▶ TASK DESCRIPTION
Write out the records again, exactly, leaving none out.

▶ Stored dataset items
---

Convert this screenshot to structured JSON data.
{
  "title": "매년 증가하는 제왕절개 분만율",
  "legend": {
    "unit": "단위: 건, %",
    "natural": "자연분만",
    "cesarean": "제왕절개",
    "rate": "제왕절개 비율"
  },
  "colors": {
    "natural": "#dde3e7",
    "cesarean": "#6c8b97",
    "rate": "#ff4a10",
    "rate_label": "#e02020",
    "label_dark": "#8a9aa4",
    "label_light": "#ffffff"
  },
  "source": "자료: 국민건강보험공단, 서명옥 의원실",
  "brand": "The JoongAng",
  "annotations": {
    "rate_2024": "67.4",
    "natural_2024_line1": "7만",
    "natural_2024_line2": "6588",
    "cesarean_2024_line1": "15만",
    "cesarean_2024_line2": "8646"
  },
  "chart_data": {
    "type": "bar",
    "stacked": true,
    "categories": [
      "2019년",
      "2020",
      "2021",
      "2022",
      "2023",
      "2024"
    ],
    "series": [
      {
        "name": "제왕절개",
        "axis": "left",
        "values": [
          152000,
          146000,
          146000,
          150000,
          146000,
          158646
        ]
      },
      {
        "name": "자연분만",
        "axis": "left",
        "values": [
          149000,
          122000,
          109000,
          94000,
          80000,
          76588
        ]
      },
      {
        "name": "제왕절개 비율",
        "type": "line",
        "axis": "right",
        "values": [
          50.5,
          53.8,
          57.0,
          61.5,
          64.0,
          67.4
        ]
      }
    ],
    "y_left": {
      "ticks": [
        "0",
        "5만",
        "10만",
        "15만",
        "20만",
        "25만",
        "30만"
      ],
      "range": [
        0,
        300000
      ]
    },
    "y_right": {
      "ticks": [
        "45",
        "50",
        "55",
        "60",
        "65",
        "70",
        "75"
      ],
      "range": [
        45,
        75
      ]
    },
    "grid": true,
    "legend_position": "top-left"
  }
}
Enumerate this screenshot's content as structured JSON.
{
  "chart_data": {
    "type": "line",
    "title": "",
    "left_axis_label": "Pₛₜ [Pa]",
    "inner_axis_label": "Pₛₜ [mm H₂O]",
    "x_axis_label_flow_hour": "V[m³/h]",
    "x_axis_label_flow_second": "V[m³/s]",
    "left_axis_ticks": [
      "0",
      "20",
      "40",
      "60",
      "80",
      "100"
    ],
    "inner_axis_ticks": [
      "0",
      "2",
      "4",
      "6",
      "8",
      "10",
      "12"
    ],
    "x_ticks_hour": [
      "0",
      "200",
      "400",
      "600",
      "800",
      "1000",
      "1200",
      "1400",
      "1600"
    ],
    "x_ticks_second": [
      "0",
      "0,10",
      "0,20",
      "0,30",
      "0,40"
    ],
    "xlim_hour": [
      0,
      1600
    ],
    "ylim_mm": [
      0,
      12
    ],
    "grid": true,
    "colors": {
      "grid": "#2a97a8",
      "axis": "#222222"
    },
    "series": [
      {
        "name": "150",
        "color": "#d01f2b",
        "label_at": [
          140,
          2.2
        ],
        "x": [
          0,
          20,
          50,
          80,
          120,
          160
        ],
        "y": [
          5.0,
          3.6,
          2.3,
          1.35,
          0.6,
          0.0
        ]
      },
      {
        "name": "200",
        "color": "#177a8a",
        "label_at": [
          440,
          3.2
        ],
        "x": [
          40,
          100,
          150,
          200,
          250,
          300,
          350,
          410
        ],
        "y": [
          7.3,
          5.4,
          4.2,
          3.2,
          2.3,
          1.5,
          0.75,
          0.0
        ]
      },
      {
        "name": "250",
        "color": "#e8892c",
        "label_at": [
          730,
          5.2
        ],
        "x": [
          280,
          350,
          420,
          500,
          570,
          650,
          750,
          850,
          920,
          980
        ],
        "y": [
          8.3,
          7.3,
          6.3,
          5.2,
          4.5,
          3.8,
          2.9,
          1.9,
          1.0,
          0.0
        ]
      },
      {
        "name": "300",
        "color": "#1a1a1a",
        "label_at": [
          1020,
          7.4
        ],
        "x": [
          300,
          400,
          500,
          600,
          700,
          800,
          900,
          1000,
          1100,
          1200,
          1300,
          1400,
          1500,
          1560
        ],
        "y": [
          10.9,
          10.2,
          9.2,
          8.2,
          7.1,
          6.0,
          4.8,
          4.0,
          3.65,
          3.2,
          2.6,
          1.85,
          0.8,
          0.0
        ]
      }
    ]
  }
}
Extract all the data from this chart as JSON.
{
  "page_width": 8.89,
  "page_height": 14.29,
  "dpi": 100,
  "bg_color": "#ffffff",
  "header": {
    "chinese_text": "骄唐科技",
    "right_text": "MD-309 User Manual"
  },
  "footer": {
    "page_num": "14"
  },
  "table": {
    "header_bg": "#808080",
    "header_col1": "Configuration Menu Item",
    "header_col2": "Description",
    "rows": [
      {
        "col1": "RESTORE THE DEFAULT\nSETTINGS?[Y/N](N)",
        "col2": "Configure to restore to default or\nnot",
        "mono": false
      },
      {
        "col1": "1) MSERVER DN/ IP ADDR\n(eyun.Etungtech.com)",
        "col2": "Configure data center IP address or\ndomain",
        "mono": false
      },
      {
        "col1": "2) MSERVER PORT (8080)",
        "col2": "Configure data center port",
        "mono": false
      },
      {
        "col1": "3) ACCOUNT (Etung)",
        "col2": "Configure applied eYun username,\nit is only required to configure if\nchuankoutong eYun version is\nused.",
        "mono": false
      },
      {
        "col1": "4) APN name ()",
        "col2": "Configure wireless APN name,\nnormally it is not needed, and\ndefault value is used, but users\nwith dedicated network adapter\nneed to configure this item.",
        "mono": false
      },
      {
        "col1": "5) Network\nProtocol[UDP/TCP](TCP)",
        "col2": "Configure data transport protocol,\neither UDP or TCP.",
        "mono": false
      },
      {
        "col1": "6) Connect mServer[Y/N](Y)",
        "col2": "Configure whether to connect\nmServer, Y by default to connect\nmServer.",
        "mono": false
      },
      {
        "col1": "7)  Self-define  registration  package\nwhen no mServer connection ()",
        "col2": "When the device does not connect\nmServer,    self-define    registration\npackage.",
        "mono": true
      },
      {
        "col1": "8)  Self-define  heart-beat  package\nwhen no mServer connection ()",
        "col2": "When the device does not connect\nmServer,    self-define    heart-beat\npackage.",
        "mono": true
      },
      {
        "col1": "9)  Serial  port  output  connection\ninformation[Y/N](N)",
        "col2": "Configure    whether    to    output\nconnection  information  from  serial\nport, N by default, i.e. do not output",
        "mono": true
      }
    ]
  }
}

---

▶ EXPECTED ANSWER
Convert this screenshot to structured JSON data.
{
  "title": "매년 증가하는 제왕절개 분만율",
  "legend": {
    "unit": "단위: 건, %",
    "natural": "자연분만",
    "cesarean": "제왕절개",
    "rate": "제왕절개 비율"
  },
  "colors": {
    "natural": "#dde3e7",
    "cesarean": "#6c8b97",
    "rate": "#ff4a10",
    "rate_label": "#e02020",
    "label_dark": "#8a9aa4",
    "label_light": "#ffffff"
  },
  "source": "자료: 국민건강보험공단, 서명옥 의원실",
  "brand": "The JoongAng",
  "annotations": {
    "rate_2024": "67.4",
    "natural_2024_line1": "7만",
    "natural_2024_line2": "6588",
    "cesarean_2024_line1": "15만",
    "cesarean_2024_line2": "8646"
  },
  "chart_data": {
    "type": "bar",
    "stacked": true,
    "categories": [
      "2019년",
      "2020",
      "2021",
      "2022",
      "2023",
      "2024"
    ],
    "series": [
      {
        "name": "제왕절개",
        "axis": "left",
        "values": [
          152000,
          146000,
          146000,
          150000,
          146000,
          158646
        ]
      },
      {
        "name": "자연분만",
        "axis": "left",
        "values": [
          149000,
          122000,
          109000,
          94000,
          80000,
          76588
        ]
      },
      {
        "name": "제왕절개 비율",
        "type": "line",
        "axis": "right",
        "values": [
          50.5,
          53.8,
          57.0,
          61.5,
          64.0,
          67.4
        ]
      }
    ],
    "y_left": {
      "ticks": [
        "0",
        "5만",
        "10만",
        "15만",
        "20만",
        "25만",
        "30만"
      ],
      "range": [
        0,
        300000
      ]
    },
    "y_right": {
      "ticks": [
        "45",
        "50",
        "55",
        "60",
        "65",
        "70",
        "75"
      ],
      "range": [
        45,
        75
      ]
    },
    "grid": true,
    "legend_position": "top-left"
  }
}
Enumerate this screenshot's content as structured JSON.
{
  "chart_data": {
    "type": "line",
    "title": "",
    "left_axis_label": "Pₛₜ [Pa]",
    "inner_axis_label": "Pₛₜ [mm H₂O]",
    "x_axis_label_flow_hour": "V[m³/h]",
    "x_axis_label_flow_second": "V[m³/s]",
    "left_axis_ticks": [
      "0",
      "20",
      "40",
      "60",
      "80",
      "100"
    ],
    "inner_axis_ticks": [
      "0",
      "2",
      "4",
      "6",
      "8",
      "10",
      "12"
    ],
    "x_ticks_hour": [
      "0",
      "200",
      "400",
      "600",
      "800",
      "1000",
      "1200",
      "1400",
      "1600"
    ],
    "x_ticks_second": [
      "0",
      "0,10",
      "0,20",
      "0,30",
      "0,40"
    ],
    "xlim_hour": [
      0,
      1600
    ],
    "ylim_mm": [
      0,
      12
    ],
    "grid": true,
    "colors": {
      "grid": "#2a97a8",
      "axis": "#222222"
    },
    "series": [
      {
        "name": "150",
        "color": "#d01f2b",
        "label_at": [
          140,
          2.2
        ],
        "x": [
          0,
          20,
          50,
          80,
          120,
          160
        ],
        "y": [
          5.0,
          3.6,
          2.3,
          1.35,
          0.6,
          0.0
        ]
      },
      {
        "name": "200",
        "color": "#177a8a",
        "label_at": [
          440,
          3.2
        ],
        "x": [
          40,
          100,
          150,
          200,
          250,
          300,
          350,
          410
        ],
        "y": [
          7.3,
          5.4,
          4.2,
          3.2,
          2.3,
          1.5,
          0.75,
          0.0
        ]
      },
      {
        "name": "250",
        "color": "#e8892c",
        "label_at": [
          730,
          5.2
        ],
        "x": [
          280,
          350,
          420,
          500,
          570,
          650,
          750,
          850,
          920,
          980
        ],
        "y": [
          8.3,
          7.3,
          6.3,
          5.2,
          4.5,
          3.8,
          2.9,
          1.9,
          1.0,
          0.0
        ]
      },
      {
        "name": "300",
        "color": "#1a1a1a",
        "label_at": [
          1020,
          7.4
        ],
        "x": [
          300,
          400,
          500,
          600,
          700,
          800,
          900,
          1000,
          1100,
          1200,
          1300,
          1400,
          1500,
          1560
        ],
        "y": [
          10.9,
          10.2,
          9.2,
          8.2,
          7.1,
          6.0,
          4.8,
          4.0,
          3.65,
          3.2,
          2.6,
          1.85,
          0.8,
          0.0
        ]
      }
    ]
  }
}
Extract all the data from this chart as JSON.
{
  "page_width": 8.89,
  "page_height": 14.29,
  "dpi": 100,
  "bg_color": "#ffffff",
  "header": {
    "chinese_text": "骄唐科技",
    "right_text": "MD-309 User Manual"
  },
  "footer": {
    "page_num": "14"
  },
  "table": {
    "header_bg": "#808080",
    "header_col1": "Configuration Menu Item",
    "header_col2": "Description",
    "rows": [
      {
        "col1": "RESTORE THE DEFAULT\nSETTINGS?[Y/N](N)",
        "col2": "Configure to restore to default or\nnot",
        "mono": false
      },
      {
        "col1": "1) MSERVER DN/ IP ADDR\n(eyun.Etungtech.com)",
        "col2": "Configure data center IP address or\ndomain",
        "mono": false
      },
      {
        "col1": "2) MSERVER PORT (8080)",
        "col2": "Configure data center port",
        "mono": false
      },
      {
        "col1": "3) ACCOUNT (Etung)",
        "col2": "Configure applied eYun username,\nit is only required to configure if\nchuankoutong eYun version is\nused.",
        "mono": false
      },
      {
        "col1": "4) APN name ()",
        "col2": "Configure wireless APN name,\nnormally it is not needed, and\ndefault value is used, but users\nwith dedicated network adapter\nneed to configure this item.",
        "mono": false
      },
      {
        "col1": "5) Network\nProtocol[UDP/TCP](TCP)",
        "col2": "Configure data transport protocol,\neither UDP or TCP.",
        "mono": false
      },
      {
        "col1": "6) Connect mServer[Y/N](Y)",
        "col2": "Configure whether to connect\nmServer, Y by default to connect\nmServer.",
        "mono": false
      },
      {
        "col1": "7)  Self-define  registration  package\nwhen no mServer connection ()",
        "col2": "When the device does not connect\nmServer,    self-define    registration\npackage.",
        "mono": true
      },
      {
        "col1": "8)  Self-define  heart-beat  package\nwhen no mServer connection ()",
        "col2": "When the device does not connect\nmServer,    self-define    heart-beat\npackage.",
        "mono": true
      },
      {
        "col1": "9)  Serial  port  output  connection\ninformation[Y/N](N)",
        "col2": "Configure    whether    to    output\nconnection  information  from  serial\nport, N by default, i.e. do not output",
        "mono": true
      }
    ]
  }
}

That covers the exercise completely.